===== TEXTO APRESENTADO =====

PALAVRAS E MÚSICA
Sempre gostei de palavras cruzadas. Penso que é um passatempo agradável, que nos ajuda a encontrar vocábulos até então desconhecidos, neologismos ainda pouco difundidos, anacronismos que muitas vezes nos salvam de situações inusitadas ou atribuir a outros, significados dos quais nem fazíamos idéia.
Para o "cruzadista", além de um lápis "número dois" e uma borracha macia, (sou um reacionário, conservador), outra ferramenta importante que precisa ter sempre à mão é um dicionário. Não é indispensável, mas com freqüência nos abre caminhos que, sem ele, estaríamos no mato sem cachorro. Assim equipados, já temos condições de partir para o prazeroso exercício de nosso entretenimento favorito.
Antigamente – bem antigamente!... – eu gostava era das “charadas”. Estão lembrados delas? Havia as “novíssimas”, as “sincopadas”, “as “matemáticas”, as “enigmáticas”, para mencionar apenas as que lembro no momento. Mas bem antes também houve as “cartas enigmáticas”, redigidas com poucas letras e muitos números e figuras. Houve época em que eu não passava por uma banca sem comprar uma dúzia de revistas com todos os tipos de problemas e desafios, desde as mais elementares – aquelas bem faceizinhas – até as mais avançadas.
Mas voltando às palavras cruzadas, foi com elas que aprendi, ainda adolescente (e nunca mais esqueci) que "o antigo nome da nota dó" era ut. Não sei por que nunca questionei isto nem tive despertado o interesse em saber a origem dos nomes das outras notas – ré, mi, fá, sol, lá, si – o que até certo ponto me surpreende, pois sou um garimpeiro insaciável quando se trata de palavras.

===== REGISTROS ARMAZENADOS =====

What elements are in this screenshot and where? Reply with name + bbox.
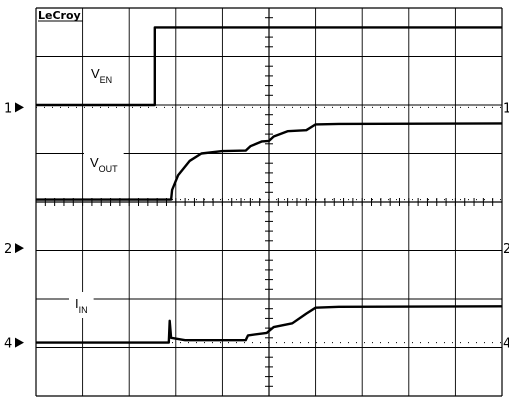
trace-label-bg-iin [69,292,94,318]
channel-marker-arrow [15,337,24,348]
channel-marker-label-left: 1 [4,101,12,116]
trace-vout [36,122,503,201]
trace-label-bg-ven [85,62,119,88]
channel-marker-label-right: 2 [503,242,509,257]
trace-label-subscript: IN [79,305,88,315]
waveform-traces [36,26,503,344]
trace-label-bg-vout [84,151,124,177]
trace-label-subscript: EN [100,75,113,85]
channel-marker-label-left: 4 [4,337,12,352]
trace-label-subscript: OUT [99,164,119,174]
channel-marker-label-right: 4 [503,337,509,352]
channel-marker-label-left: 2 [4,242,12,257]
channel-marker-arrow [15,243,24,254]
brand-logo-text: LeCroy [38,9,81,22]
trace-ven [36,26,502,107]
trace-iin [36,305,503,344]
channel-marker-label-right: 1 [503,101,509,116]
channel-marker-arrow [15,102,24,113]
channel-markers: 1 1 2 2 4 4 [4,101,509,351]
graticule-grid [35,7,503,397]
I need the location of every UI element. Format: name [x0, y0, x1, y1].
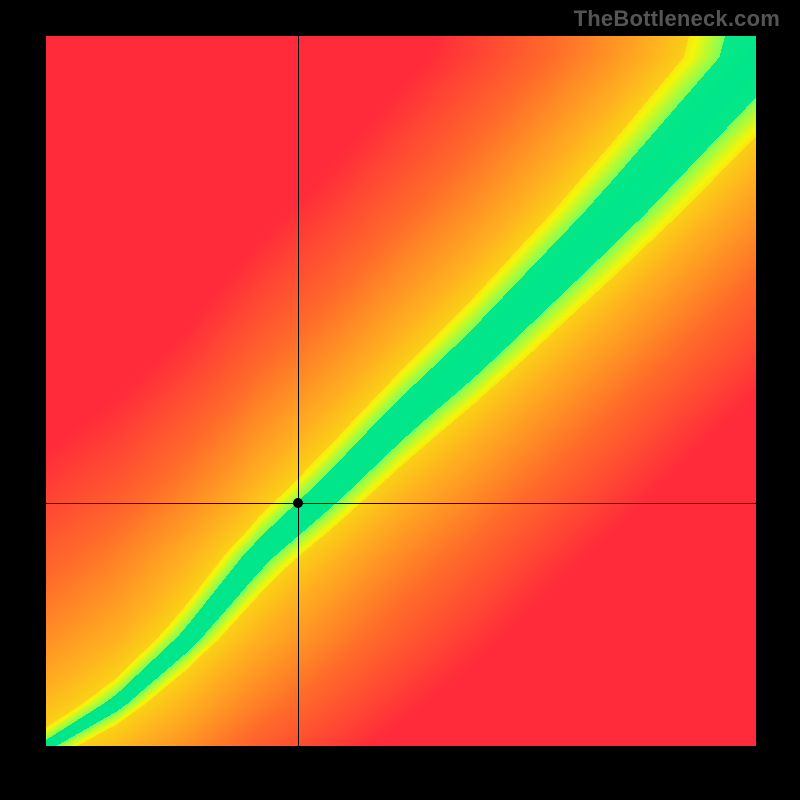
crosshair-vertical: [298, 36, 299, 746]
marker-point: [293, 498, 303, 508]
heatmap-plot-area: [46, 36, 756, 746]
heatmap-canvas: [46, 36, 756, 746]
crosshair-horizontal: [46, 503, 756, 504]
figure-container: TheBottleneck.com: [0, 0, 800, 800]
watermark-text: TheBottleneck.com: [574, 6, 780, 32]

=====

**TAREFAS A CUMPRIR**:
(1) Diga se cada afirmação abaixo está de acordo com o texto sobre palavras cruzadas, respondendo sim ou não e citando literalmente as palavras do texto que decidem a questão. (a) Quem escreve considera o dicionário indispensável ao cruzadista. (b) Foi com as palavras cruzadas que quem escreve aprendeu que o antigo nome da nota dó era ut. (c) As "cartas enigmáticas" eram redigidas com muitas letras e poucos números.
(2) Liste os nomes das outras notas musicais, além do dó, citados no texto sobre palavras cruzadas.
(3) Escreva a continuação do texto sobre palavras cruzadas, começando logo após a última frase.

**RESPOSTAS DO EXERCÍCIO**:
(1)
(a) Não: "Não é indispensável, mas com freqüência nos abre caminhos que, sem ele, estaríamos no mato sem cachorro."
(b) Sim: "foi com elas que aprendi, ainda adolescente (e nunca mais esqueci) que "o antigo nome da nota dó" era ut."
(c) Não: "redigidas com poucas letras e muitos números e figuras."

(2) ré, mi, fá, sol, lá, si

(3)
Hoje, como de praxe, remexendo avidamente os meus “guardados”, encontro cópia de matéria publicada no jornal O Sul, (Porto Alegre, 2 de outubro de 2006), na coluna de Márcio Cotrim, "O Berço da Palavra", onde leio o seguinte:
"Fá, sol, lá, si, eis as notas musicais. Por assim dizer, os insumos básicos para a composição de qualquer melodia.
Seu berço nos leva ao monge beneditino Guido D’Arezzo, que viveu de 995 a 1050. Mestre do coro da Catedral de Arezzo, na Itália, ele deu nome às primeiras seis notas. Para isso, utilizou as sílabas iniciais dos versos de um hino latino a São João Batista que dizia assim: ‘Ut queant laxis/ Resonare fibris/ Mira gestorum/ Famuli tuorum/ Solve polluti/ Labii ratum/ Sancte Iohannes.’ Traduzindo para o Português: ‘Ó São João, purifica os nossos lábios maculados a fim de que possamos celebrar, plenamente, os teus feitos maravilhosos’.
A história desse hino é curiosa. Seu autor, o italiano Paolo Diacono, depois de pegar um bruto resfriado e ficar afônico, implorou a São João que lhe fizesse voltar a voz, e o pedido virou hino!
Os nomes das notas mantiveram sua forma primitiva até o século 17, quando foi acrescentada a sétima nota, si, pela junção das iniciais de Sancte Iohannes. No século 18, a primeira mudou de ut para dó, mais sonora para ser cantada."
Assim, sem nenhum esforço maior, terminei descobrindo algo que negligenciei através dos anos, e que, cultura inútil ou não, pode contribuir para que nos deliciemos numa leitura branda e, num momento oportuno, nos tire de um aperto na roda de amigos.
Dito isto, peço licença para terminar, pois preciso, urgentemente, resolver um monte de palavras-cruzadas do Jornal O SUL, que há dias venho guardando. Qualquer hora eu volto.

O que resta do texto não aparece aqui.